Requirements:
Your answer should be a single number: the count of lines containing "④鞠躬尽瘁".

Material provided:
---*---

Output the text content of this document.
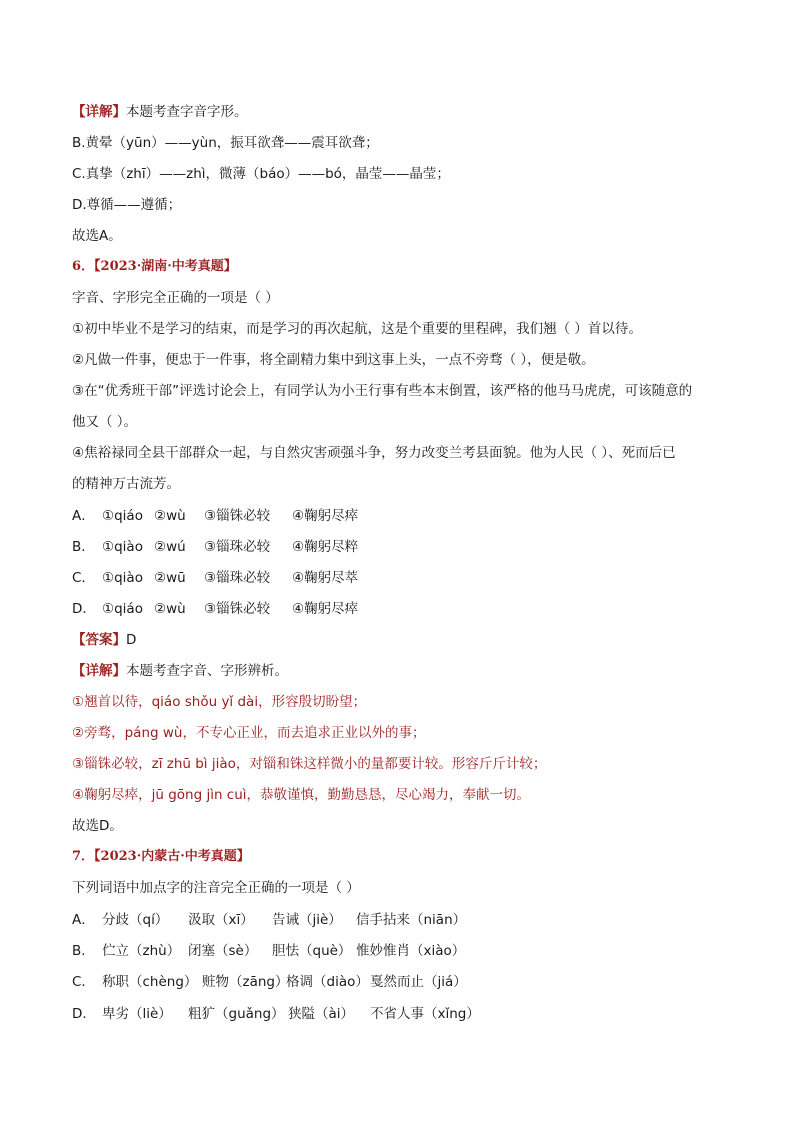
【详解】本题考查字音字形。
B.黄晕（yūn）——yùn，振耳欲聋——震耳欲聋；
C.真挚（zhī）——zhì，微薄（báo）——bó，晶莹——晶莹；
D.尊循——遵循；
故选A。
6．【2023·湖南·中考真题】
字音、字形完全正确的一项是（ ）
①初中毕业不是学习的结束，而是学习的再次起航，这是个重要的里程碑，我们翘（ ）首以待。
②凡做一件事，便忠于一件事，将全副精力集中到这事上头，一点不旁骛（ ），便是敬。
③在“优秀班干部”评选讨论会上，有同学认为小王行事有些本末倒置，该严格的他马马虎虎，可该随意的
他又（ ）。
④焦裕禄同全县干部群众一起，与自然灾害顽强斗争，努力改变兰考县面貌。他为人民（ ）、死而后已
的精神万古流芳。
A． ①qiáo ②wù ③锱铢必较 ④鞠躬尽瘁
B． ①qiào ②wú ③锱珠必较 ④鞠躬尽粹
C． ①qiào ②wū ③锱珠必较 ④鞠躬尽萃
D． ①qiáo ②wù ③锱铢必较 ④鞠躬尽瘁
【答案】D
【详解】本题考查字音、字形辨析。
①翘首以待，qiáo shǒu yǐ dài，形容殷切盼望；
②旁骛，páng wù，不专心正业，而去追求正业以外的事；
③锱铢必较，zī zhū bì jiào，对锱和铢这样微小的量都要计较。形容斤斤计较；
④鞠躬尽瘁，jū gōng jìn cuì，恭敬谨慎，勤勤恳恳，尽心竭力，奉献一切。
故选D。
7．【2023·内蒙古·中考真题】
下列词语中加点字的注音完全正确的一项是（ ）
A． 分歧（qí） 汲取（xī） 告诫（jiè） 信手拈来（niān）
B． 伫立（zhù） 闭塞（sè） 胆怯（què） 惟妙惟肖（xiào）
C． 称职（chèng） 赃物（zāng）格调（diào）戛然而止（jiá）
D． 卑劣（liè） 粗犷（guǎng） 狭隘（ài） 不省人事（xǐng）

---*---

Full response:
3